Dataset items
################

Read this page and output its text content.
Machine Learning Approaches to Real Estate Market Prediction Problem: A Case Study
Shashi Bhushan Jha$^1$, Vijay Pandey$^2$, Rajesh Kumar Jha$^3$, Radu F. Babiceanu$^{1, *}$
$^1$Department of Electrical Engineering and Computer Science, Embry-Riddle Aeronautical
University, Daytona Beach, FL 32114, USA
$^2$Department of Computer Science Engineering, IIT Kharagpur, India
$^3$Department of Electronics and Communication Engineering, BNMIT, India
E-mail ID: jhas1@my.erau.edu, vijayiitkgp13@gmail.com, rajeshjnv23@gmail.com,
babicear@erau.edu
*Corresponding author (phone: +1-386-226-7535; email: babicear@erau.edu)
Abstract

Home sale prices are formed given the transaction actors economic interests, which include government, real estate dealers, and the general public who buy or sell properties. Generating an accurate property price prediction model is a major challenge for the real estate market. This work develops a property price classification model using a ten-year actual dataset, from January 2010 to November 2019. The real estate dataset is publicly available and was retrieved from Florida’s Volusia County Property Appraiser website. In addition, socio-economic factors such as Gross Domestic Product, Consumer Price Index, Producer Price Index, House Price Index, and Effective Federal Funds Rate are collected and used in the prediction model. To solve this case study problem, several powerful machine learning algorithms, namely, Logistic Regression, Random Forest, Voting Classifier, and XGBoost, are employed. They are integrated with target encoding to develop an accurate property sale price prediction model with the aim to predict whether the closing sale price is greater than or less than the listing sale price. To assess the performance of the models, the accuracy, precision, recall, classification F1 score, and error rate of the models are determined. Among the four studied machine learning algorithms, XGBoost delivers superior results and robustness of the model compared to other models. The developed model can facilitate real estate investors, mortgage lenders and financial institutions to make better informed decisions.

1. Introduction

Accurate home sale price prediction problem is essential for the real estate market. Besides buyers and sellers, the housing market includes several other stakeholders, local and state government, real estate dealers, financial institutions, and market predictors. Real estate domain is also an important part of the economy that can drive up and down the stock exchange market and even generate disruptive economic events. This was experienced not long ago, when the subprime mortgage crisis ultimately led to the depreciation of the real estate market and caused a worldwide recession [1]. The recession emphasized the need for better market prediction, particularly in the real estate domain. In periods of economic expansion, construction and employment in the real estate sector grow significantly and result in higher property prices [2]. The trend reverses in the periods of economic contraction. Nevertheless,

################

* WHAT YOU WILL DO
Using the data above, repeat every line exactly.

* ANSWER TO THE EXERCISE
Read this page and output its text content.
Machine Learning Approaches to Real Estate Market Prediction Problem: A Case Study
Shashi Bhushan Jha$^1$, Vijay Pandey$^2$, Rajesh Kumar Jha$^3$, Radu F. Babiceanu$^{1, *}$
$^1$Department of Electrical Engineering and Computer Science, Embry-Riddle Aeronautical
University, Daytona Beach, FL 32114, USA
$^2$Department of Computer Science Engineering, IIT Kharagpur, India
$^3$Department of Electronics and Communication Engineering, BNMIT, India
E-mail ID: jhas1@my.erau.edu, vijayiitkgp13@gmail.com, rajeshjnv23@gmail.com,
babicear@erau.edu
*Corresponding author (phone: +1-386-226-7535; email: babicear@erau.edu)
Abstract

Home sale prices are formed given the transaction actors economic interests, which include government, real estate dealers, and the general public who buy or sell properties. Generating an accurate property price prediction model is a major challenge for the real estate market. This work develops a property price classification model using a ten-year actual dataset, from January 2010 to November 2019. The real estate dataset is publicly available and was retrieved from Florida’s Volusia County Property Appraiser website. In addition, socio-economic factors such as Gross Domestic Product, Consumer Price Index, Producer Price Index, House Price Index, and Effective Federal Funds Rate are collected and used in the prediction model. To solve this case study problem, several powerful machine learning algorithms, namely, Logistic Regression, Random Forest, Voting Classifier, and XGBoost, are employed. They are integrated with target encoding to develop an accurate property sale price prediction model with the aim to predict whether the closing sale price is greater than or less than the listing sale price. To assess the performance of the models, the accuracy, precision, recall, classification F1 score, and error rate of the models are determined. Among the four studied machine learning algorithms, XGBoost delivers superior results and robustness of the model compared to other models. The developed model can facilitate real estate investors, mortgage lenders and financial institutions to make better informed decisions.

1. Introduction

Accurate home sale price prediction problem is essential for the real estate market. Besides buyers and sellers, the housing market includes several other stakeholders, local and state government, real estate dealers, financial institutions, and market predictors. Real estate domain is also an important part of the economy that can drive up and down the stock exchange market and even generate disruptive economic events. This was experienced not long ago, when the subprime mortgage crisis ultimately led to the depreciation of the real estate market and caused a worldwide recession [1]. The recession emphasized the need for better market prediction, particularly in the real estate domain. In periods of economic expansion, construction and employment in the real estate sector grow significantly and result in higher property prices [2]. The trend reverses in the periods of economic contraction. Nevertheless,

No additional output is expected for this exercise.